### EXERCISE DIRECTIONS
Without the pictures, copy the entries below word for word.
"""
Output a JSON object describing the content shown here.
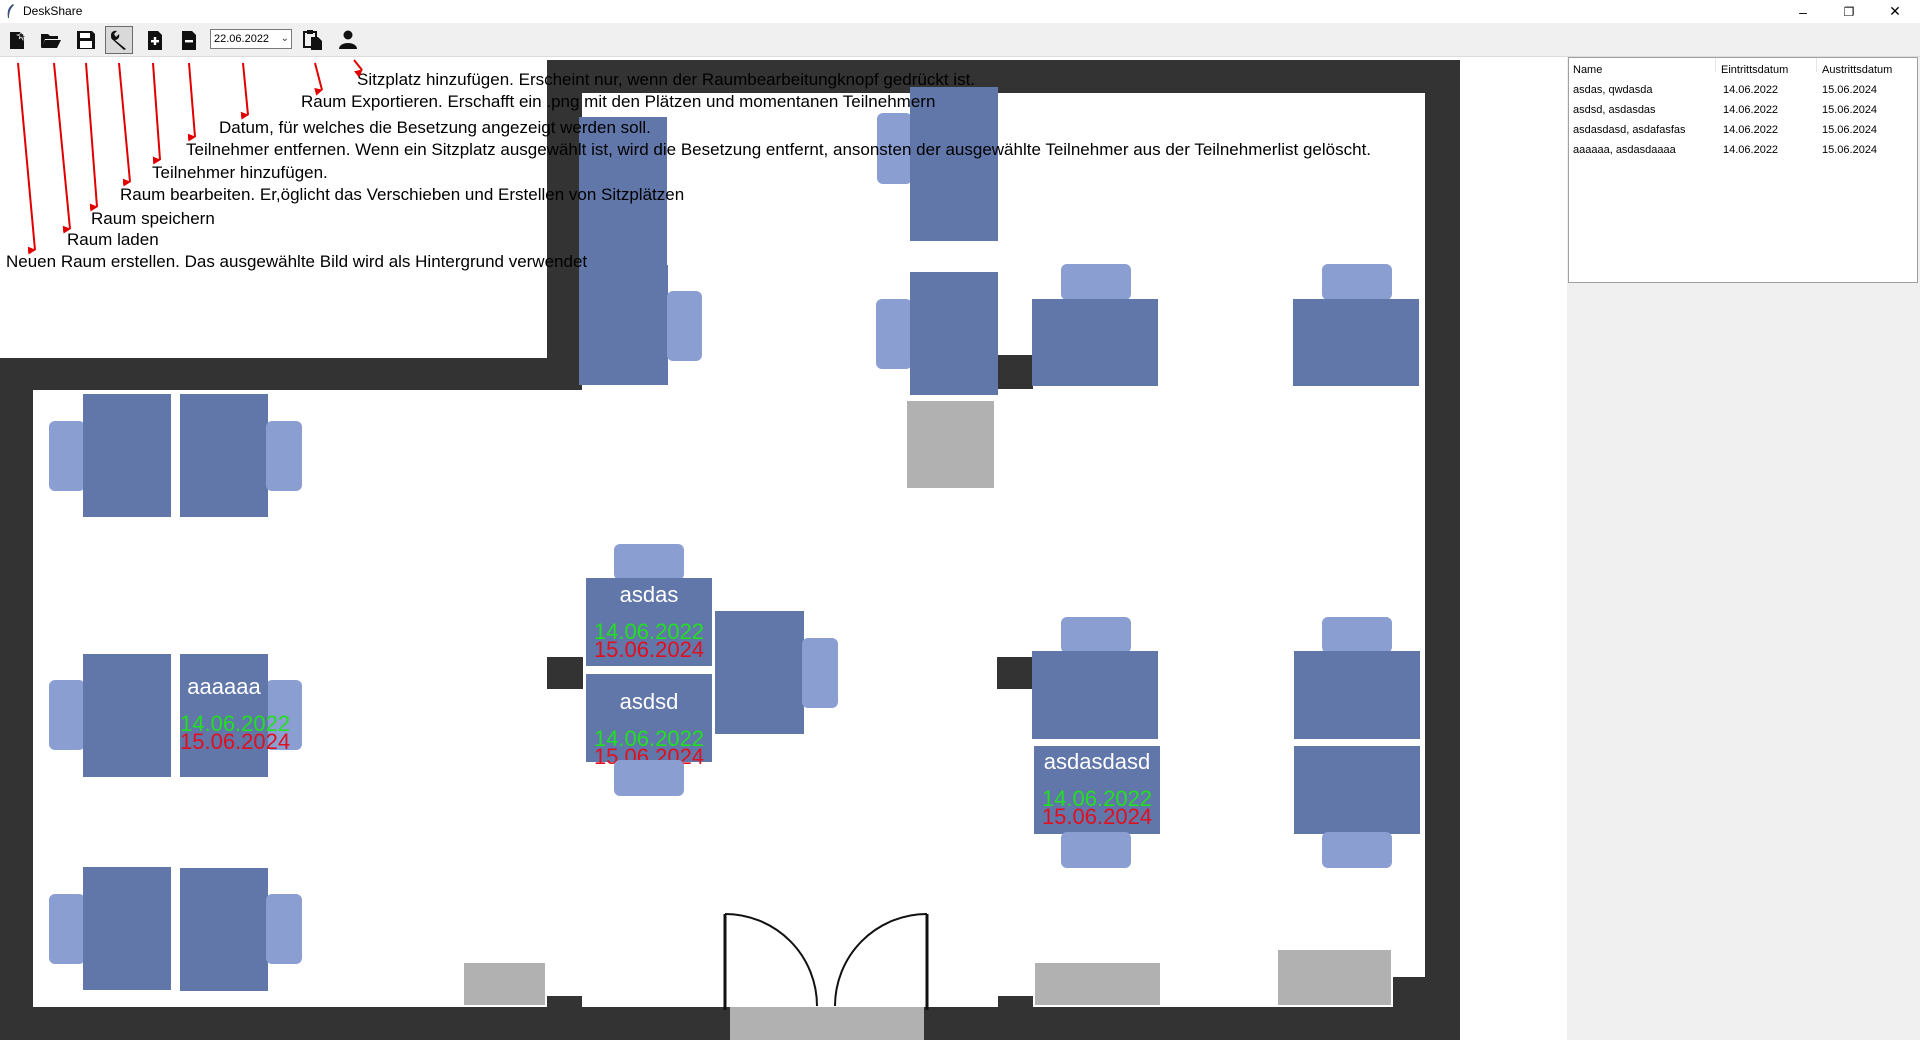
{
  "window": {
    "title": "DeskShare",
    "minimize": "–",
    "restore": "❐",
    "close": "✕"
  },
  "toolbar": {
    "date": "22.06.2022",
    "tools": [
      {
        "name": "new-room-icon"
      },
      {
        "name": "open-folder-icon"
      },
      {
        "name": "save-icon"
      },
      {
        "name": "wrench-icon"
      },
      {
        "name": "add-participant-icon"
      },
      {
        "name": "remove-participant-icon"
      },
      {
        "name": "export-clipboard-icon"
      },
      {
        "name": "add-seat-icon"
      }
    ]
  },
  "annotations": {
    "add_seat": "Sitzplatz hinzufügen. Erscheint nur, wenn der Raumbearbeitungknopf gedrückt ist.",
    "export": "Raum Exportieren. Erschafft ein .png mit den Plätzen und momentanen Teilnehmern",
    "date": "Datum, für welches die Besetzung angezeigt werden soll.",
    "remove": "Teilnehmer entfernen. Wenn ein Sitzplatz ausgewählt ist, wird die Besetzung entfernt, ansonsten der ausgewählte Teilnehmer aus der Teilnehmerlist gelöscht.",
    "add": "Teilnehmer hinzufügen.",
    "edit": "Raum bearbeiten. Er,öglicht das Verschieben und Erstellen von Sitzplätzen",
    "save": "Raum speichern",
    "load": "Raum laden",
    "new": "Neuen Raum erstellen. Das ausgewählte Bild wird als Hintergrund verwendet"
  },
  "desks": {
    "d1": {
      "name": "asdas",
      "start": "14.06.2022",
      "end": "15.06.2024"
    },
    "d2": {
      "name": "asdsd",
      "start": "14.06.2022",
      "end": "15.06.2024"
    },
    "d3": {
      "name": "aaaaaa",
      "start": "14.06.2022",
      "end": "15.06.2024"
    },
    "d4": {
      "name": "asdasdasd",
      "start": "14.06.2022",
      "end": "15.06.2024"
    }
  },
  "participants": {
    "headers": [
      "Name",
      "Eintrittsdatum",
      "Austrittsdatum"
    ],
    "rows": [
      {
        "name": "asdas, qwdasda",
        "start": "14.06.2022",
        "end": "15.06.2024"
      },
      {
        "name": "asdsd, asdasdas",
        "start": "14.06.2022",
        "end": "15.06.2024"
      },
      {
        "name": "asdasdasd, asdafasfas",
        "start": "14.06.2022",
        "end": "15.06.2024"
      },
      {
        "name": "aaaaaa, asdasdaaaa",
        "start": "14.06.2022",
        "end": "15.06.2024"
      }
    ]
  },
  "colors": {
    "desk": "#6176a9",
    "chair": "#8a9ed1",
    "wall": "#333333",
    "start_date": "#20e020",
    "end_date": "#e01020"
  }
}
"""
### THE SOLUTION
Output a JSON object describing the content shown here.
{
  "window": {
    "title": "DeskShare",
    "minimize": "–",
    "restore": "❐",
    "close": "✕"
  },
  "toolbar": {
    "date": "22.06.2022",
    "tools": [
      {
        "name": "new-room-icon"
      },
      {
        "name": "open-folder-icon"
      },
      {
        "name": "save-icon"
      },
      {
        "name": "wrench-icon"
      },
      {
        "name": "add-participant-icon"
      },
      {
        "name": "remove-participant-icon"
      },
      {
        "name": "export-clipboard-icon"
      },
      {
        "name": "add-seat-icon"
      }
    ]
  },
  "annotations": {
    "add_seat": "Sitzplatz hinzufügen. Erscheint nur, wenn der Raumbearbeitungknopf gedrückt ist.",
    "export": "Raum Exportieren. Erschafft ein .png mit den Plätzen und momentanen Teilnehmern",
    "date": "Datum, für welches die Besetzung angezeigt werden soll.",
    "remove": "Teilnehmer entfernen. Wenn ein Sitzplatz ausgewählt ist, wird die Besetzung entfernt, ansonsten der ausgewählte Teilnehmer aus der Teilnehmerlist gelöscht.",
    "add": "Teilnehmer hinzufügen.",
    "edit": "Raum bearbeiten. Er,öglicht das Verschieben und Erstellen von Sitzplätzen",
    "save": "Raum speichern",
    "load": "Raum laden",
    "new": "Neuen Raum erstellen. Das ausgewählte Bild wird als Hintergrund verwendet"
  },
  "desks": {
    "d1": {
      "name": "asdas",
      "start": "14.06.2022",
      "end": "15.06.2024"
    },
    "d2": {
      "name": "asdsd",
      "start": "14.06.2022",
      "end": "15.06.2024"
    },
    "d3": {
      "name": "aaaaaa",
      "start": "14.06.2022",
      "end": "15.06.2024"
    },
    "d4": {
      "name": "asdasdasd",
      "start": "14.06.2022",
      "end": "15.06.2024"
    }
  },
  "participants": {
    "headers": [
      "Name",
      "Eintrittsdatum",
      "Austrittsdatum"
    ],
    "rows": [
      {
        "name": "asdas, qwdasda",
        "start": "14.06.2022",
        "end": "15.06.2024"
      },
      {
        "name": "asdsd, asdasdas",
        "start": "14.06.2022",
        "end": "15.06.2024"
      },
      {
        "name": "asdasdasd, asdafasfas",
        "start": "14.06.2022",
        "end": "15.06.2024"
      },
      {
        "name": "aaaaaa, asdasdaaaa",
        "start": "14.06.2022",
        "end": "15.06.2024"
      }
    ]
  },
  "colors": {
    "desk": "#6176a9",
    "chair": "#8a9ed1",
    "wall": "#333333",
    "start_date": "#20e020",
    "end_date": "#e01020"
  }
}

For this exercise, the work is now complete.